(Data entries for graphics)
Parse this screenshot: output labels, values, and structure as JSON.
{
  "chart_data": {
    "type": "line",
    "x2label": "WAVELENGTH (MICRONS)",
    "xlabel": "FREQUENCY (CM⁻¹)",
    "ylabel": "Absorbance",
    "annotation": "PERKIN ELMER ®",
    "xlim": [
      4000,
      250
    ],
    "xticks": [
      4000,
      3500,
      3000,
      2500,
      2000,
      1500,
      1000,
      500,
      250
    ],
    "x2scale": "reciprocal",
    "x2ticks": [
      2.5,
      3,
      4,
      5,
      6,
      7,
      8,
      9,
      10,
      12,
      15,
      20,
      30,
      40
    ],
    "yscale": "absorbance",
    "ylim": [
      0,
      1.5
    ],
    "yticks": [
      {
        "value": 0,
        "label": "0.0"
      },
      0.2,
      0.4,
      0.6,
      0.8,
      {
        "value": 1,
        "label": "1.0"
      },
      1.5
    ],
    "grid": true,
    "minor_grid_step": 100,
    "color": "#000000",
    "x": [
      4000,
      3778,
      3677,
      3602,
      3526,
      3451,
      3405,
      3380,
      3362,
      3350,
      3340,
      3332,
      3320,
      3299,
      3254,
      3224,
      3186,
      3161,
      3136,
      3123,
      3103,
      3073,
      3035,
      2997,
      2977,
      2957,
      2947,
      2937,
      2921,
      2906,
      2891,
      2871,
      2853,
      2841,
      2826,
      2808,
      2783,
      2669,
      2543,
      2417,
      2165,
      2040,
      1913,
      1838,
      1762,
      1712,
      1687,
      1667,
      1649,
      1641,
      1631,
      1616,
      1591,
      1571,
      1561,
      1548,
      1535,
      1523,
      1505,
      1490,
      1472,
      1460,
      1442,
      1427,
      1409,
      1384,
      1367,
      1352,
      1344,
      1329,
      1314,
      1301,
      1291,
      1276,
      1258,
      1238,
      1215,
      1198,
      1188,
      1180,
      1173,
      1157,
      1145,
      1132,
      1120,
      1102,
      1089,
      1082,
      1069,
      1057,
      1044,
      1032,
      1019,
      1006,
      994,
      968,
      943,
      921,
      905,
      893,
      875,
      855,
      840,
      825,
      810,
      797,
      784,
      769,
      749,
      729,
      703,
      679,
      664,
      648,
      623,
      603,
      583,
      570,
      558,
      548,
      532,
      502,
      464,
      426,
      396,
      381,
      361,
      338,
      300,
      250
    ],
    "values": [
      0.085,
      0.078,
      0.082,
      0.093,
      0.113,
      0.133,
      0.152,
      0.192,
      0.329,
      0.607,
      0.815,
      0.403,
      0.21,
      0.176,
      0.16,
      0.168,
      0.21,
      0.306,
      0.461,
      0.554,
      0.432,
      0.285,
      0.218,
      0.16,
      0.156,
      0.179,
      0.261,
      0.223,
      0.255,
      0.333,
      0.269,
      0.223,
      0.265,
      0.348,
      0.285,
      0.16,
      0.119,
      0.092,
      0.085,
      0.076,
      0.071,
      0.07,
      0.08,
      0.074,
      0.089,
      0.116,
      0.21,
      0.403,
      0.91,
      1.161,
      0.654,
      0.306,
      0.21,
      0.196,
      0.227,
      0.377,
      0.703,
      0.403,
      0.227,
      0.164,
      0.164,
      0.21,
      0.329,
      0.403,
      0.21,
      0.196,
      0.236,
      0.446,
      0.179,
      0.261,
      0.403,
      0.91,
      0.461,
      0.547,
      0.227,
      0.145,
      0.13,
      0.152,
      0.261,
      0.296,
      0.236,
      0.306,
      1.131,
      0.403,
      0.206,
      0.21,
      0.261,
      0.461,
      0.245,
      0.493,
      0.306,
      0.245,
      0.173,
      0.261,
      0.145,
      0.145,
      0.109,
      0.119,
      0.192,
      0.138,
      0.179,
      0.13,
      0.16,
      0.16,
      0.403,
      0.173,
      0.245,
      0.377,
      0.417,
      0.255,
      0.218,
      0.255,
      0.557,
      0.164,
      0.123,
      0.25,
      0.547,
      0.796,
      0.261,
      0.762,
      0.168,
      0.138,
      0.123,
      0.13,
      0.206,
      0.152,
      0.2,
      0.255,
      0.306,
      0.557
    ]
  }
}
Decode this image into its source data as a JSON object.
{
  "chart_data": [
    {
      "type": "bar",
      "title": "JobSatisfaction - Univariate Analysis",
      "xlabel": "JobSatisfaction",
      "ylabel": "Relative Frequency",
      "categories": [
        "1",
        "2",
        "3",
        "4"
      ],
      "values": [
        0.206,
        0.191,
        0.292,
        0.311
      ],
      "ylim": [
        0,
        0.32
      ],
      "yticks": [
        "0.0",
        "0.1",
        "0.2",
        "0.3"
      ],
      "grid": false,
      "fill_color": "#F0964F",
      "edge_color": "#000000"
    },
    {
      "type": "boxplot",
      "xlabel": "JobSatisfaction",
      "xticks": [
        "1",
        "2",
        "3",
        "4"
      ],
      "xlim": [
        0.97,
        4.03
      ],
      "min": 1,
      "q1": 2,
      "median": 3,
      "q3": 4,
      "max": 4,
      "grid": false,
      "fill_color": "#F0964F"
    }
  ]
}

▶ Required work:
Copy all lines from the listing that contain "values".

▶ Result of this exercise:
Parse this screenshot: output labels, values, and structure as JSON.
    "values": [
      "values": [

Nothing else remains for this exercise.